> _AIM_:
Locate each line holding the string "Avenue" and copy it.

> _RECORDS FOR PROCESSING_:
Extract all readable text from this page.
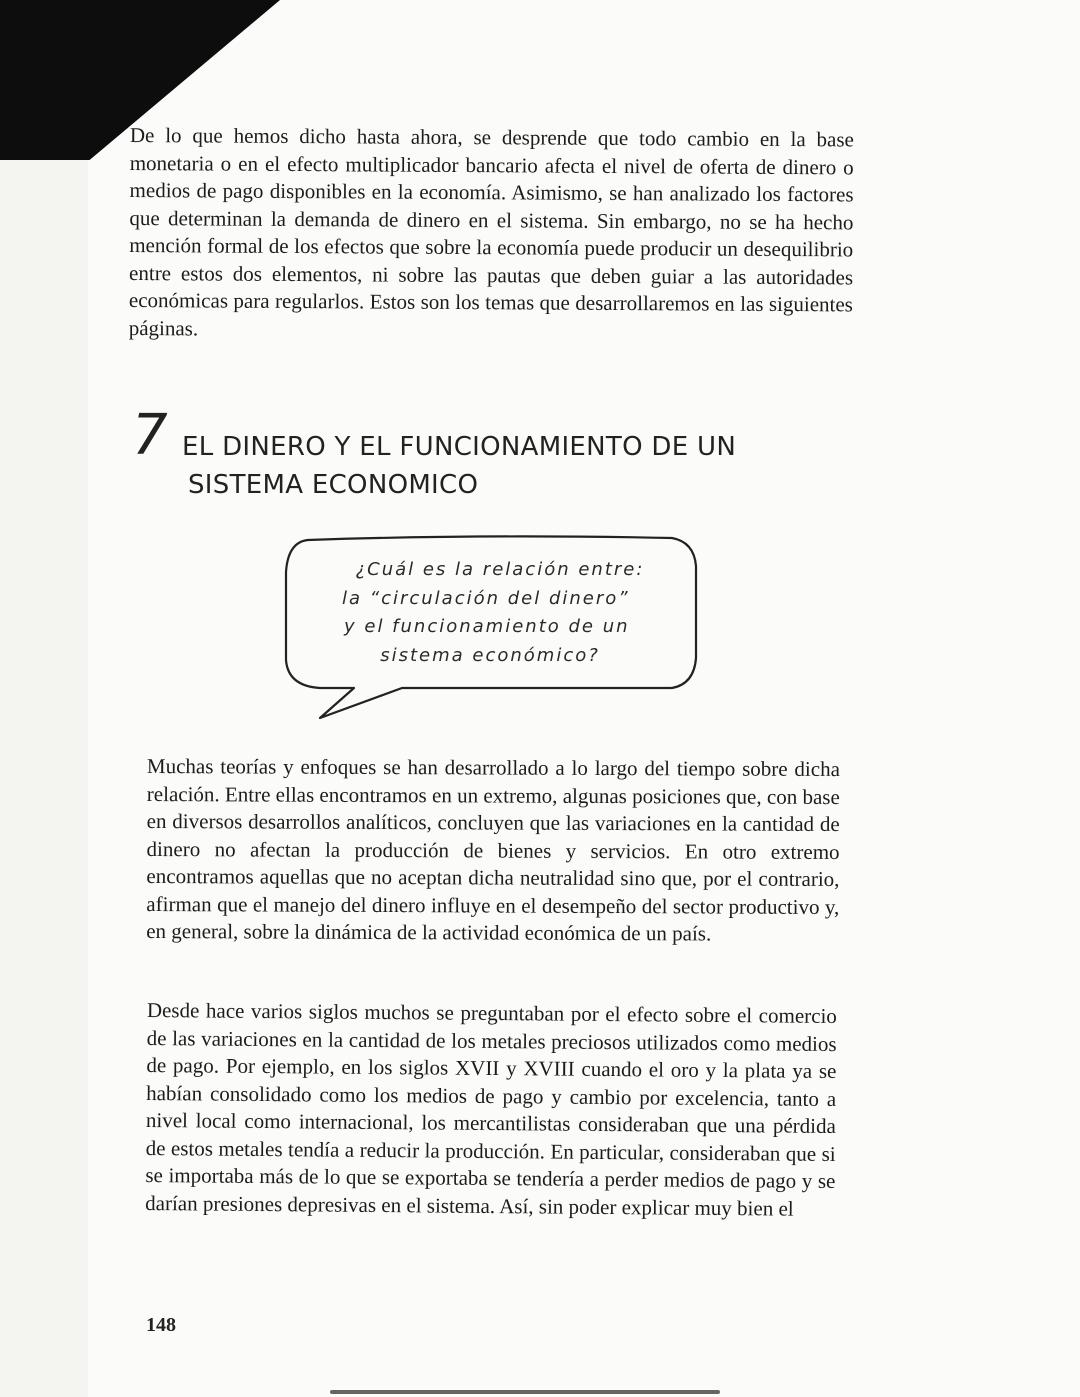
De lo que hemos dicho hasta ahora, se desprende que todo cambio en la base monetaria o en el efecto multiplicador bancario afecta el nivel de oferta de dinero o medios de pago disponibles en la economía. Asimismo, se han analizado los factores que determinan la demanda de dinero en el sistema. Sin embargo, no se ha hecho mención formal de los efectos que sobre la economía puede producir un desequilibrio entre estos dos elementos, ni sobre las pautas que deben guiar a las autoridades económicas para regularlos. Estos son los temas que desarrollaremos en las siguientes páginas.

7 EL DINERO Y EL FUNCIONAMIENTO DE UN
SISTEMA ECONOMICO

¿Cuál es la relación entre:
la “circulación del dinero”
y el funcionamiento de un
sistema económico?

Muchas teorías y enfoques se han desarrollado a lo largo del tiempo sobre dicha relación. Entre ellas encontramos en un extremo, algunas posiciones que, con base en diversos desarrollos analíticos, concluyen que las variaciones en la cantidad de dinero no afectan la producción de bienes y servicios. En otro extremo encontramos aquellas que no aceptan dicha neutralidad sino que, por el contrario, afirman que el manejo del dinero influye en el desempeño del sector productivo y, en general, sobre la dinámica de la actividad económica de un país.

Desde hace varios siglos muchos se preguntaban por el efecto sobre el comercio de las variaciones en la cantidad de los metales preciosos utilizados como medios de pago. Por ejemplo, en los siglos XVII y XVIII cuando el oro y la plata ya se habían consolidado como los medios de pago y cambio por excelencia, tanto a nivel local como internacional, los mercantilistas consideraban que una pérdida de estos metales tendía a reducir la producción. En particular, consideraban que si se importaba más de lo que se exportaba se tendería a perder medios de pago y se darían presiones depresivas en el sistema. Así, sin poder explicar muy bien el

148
...
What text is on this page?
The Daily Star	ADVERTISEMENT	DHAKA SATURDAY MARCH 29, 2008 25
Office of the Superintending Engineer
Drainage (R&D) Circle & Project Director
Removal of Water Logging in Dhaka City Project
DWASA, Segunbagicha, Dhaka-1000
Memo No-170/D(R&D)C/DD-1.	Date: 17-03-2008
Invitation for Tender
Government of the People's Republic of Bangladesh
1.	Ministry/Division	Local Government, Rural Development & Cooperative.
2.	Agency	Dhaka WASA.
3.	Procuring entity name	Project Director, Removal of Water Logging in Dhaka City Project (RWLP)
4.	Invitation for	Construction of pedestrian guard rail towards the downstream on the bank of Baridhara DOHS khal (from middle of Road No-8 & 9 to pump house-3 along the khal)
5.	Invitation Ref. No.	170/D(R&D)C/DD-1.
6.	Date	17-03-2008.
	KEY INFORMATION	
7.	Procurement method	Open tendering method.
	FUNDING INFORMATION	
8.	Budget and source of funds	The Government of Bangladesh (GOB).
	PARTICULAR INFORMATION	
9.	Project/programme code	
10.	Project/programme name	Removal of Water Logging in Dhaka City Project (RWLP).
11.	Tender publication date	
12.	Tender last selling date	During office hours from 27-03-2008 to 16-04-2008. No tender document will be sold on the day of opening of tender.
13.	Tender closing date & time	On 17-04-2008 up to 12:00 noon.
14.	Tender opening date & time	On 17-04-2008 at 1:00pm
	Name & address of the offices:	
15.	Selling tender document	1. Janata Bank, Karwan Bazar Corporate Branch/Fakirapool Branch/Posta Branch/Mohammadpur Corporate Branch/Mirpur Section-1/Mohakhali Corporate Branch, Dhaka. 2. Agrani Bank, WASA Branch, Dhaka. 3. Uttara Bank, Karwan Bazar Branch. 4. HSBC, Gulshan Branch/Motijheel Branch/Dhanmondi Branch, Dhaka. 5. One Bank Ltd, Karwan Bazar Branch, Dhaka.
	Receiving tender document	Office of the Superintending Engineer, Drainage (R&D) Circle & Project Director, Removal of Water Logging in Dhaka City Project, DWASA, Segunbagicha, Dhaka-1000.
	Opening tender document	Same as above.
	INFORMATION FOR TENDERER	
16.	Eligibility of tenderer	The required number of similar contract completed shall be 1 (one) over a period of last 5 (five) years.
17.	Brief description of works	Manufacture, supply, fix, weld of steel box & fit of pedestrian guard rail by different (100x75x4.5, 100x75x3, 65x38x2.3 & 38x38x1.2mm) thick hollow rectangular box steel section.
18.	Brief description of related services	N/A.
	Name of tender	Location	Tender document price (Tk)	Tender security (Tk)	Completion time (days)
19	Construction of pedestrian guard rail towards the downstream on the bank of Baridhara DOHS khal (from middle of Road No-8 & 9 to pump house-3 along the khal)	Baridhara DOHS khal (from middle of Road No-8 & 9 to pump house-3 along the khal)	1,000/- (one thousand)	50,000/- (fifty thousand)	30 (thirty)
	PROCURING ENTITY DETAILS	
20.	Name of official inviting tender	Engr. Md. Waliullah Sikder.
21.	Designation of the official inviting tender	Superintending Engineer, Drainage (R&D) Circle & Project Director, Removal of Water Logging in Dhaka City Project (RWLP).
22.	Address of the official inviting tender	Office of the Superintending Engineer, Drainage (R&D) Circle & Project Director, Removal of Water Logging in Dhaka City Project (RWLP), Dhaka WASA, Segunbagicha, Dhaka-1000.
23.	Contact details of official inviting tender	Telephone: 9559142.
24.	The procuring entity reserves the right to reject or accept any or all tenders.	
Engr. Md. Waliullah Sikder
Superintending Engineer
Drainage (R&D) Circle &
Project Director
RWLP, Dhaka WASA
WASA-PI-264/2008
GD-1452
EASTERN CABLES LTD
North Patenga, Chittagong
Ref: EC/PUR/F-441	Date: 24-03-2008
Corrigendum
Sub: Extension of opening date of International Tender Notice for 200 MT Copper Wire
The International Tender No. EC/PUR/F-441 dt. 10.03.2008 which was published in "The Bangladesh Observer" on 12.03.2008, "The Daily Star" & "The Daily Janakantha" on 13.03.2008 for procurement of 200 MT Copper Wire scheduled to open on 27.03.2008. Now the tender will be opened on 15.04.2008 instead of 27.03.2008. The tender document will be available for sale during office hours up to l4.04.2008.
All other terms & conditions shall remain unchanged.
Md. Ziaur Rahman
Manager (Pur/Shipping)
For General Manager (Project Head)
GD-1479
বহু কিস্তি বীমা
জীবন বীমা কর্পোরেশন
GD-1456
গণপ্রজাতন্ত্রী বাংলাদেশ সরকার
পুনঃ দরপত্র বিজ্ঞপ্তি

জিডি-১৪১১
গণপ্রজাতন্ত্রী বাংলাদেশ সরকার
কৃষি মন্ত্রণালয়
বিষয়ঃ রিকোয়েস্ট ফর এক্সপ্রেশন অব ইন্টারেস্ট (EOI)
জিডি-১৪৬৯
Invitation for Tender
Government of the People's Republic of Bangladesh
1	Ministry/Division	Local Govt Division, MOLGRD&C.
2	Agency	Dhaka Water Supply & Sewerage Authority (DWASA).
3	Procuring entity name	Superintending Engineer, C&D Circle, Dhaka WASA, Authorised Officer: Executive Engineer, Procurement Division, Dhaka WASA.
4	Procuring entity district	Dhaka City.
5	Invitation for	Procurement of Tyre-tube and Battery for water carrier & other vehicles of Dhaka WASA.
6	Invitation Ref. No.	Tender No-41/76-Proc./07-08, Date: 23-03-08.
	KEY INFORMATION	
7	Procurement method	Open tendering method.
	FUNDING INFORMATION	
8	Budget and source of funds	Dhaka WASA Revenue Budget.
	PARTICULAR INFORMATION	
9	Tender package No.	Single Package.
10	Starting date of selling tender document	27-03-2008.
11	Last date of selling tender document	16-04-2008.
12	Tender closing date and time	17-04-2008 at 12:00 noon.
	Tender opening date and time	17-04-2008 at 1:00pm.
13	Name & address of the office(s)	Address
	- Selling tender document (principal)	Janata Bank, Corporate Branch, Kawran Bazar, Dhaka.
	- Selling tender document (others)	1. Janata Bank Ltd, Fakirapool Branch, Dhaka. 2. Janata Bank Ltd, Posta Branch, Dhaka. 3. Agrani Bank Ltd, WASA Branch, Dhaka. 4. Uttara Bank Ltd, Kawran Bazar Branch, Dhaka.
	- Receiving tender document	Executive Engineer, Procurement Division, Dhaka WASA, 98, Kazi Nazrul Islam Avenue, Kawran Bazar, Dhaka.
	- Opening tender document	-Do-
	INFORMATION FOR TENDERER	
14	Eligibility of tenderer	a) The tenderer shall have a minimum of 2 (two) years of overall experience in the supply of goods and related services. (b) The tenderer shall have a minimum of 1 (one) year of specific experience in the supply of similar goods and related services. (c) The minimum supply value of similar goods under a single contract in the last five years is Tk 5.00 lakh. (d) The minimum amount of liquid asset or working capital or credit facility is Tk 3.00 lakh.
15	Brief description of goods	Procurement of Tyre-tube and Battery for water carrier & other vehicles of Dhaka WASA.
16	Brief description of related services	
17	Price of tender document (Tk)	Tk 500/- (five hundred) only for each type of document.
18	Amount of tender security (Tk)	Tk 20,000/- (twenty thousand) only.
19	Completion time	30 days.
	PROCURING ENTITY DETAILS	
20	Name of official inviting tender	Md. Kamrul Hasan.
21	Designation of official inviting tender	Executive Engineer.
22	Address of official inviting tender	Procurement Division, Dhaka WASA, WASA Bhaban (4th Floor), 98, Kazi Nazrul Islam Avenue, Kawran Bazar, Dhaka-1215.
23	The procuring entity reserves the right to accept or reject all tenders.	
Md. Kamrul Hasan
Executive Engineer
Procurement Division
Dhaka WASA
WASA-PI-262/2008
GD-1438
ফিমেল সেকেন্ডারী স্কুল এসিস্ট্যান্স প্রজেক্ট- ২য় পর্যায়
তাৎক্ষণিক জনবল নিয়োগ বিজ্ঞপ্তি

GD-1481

> _RIGHT ANSWER_:
	- Receiving tender document	Executive Engineer, Procurement Division, Dhaka WASA, 98, Kazi Nazrul Islam Avenue, Kawran Bazar, Dhaka.
22	Address of official inviting tender	Procurement Division, Dhaka WASA, WASA Bhaban (4th Floor), 98, Kazi Nazrul Islam Avenue, Kawran Bazar, Dhaka-1215.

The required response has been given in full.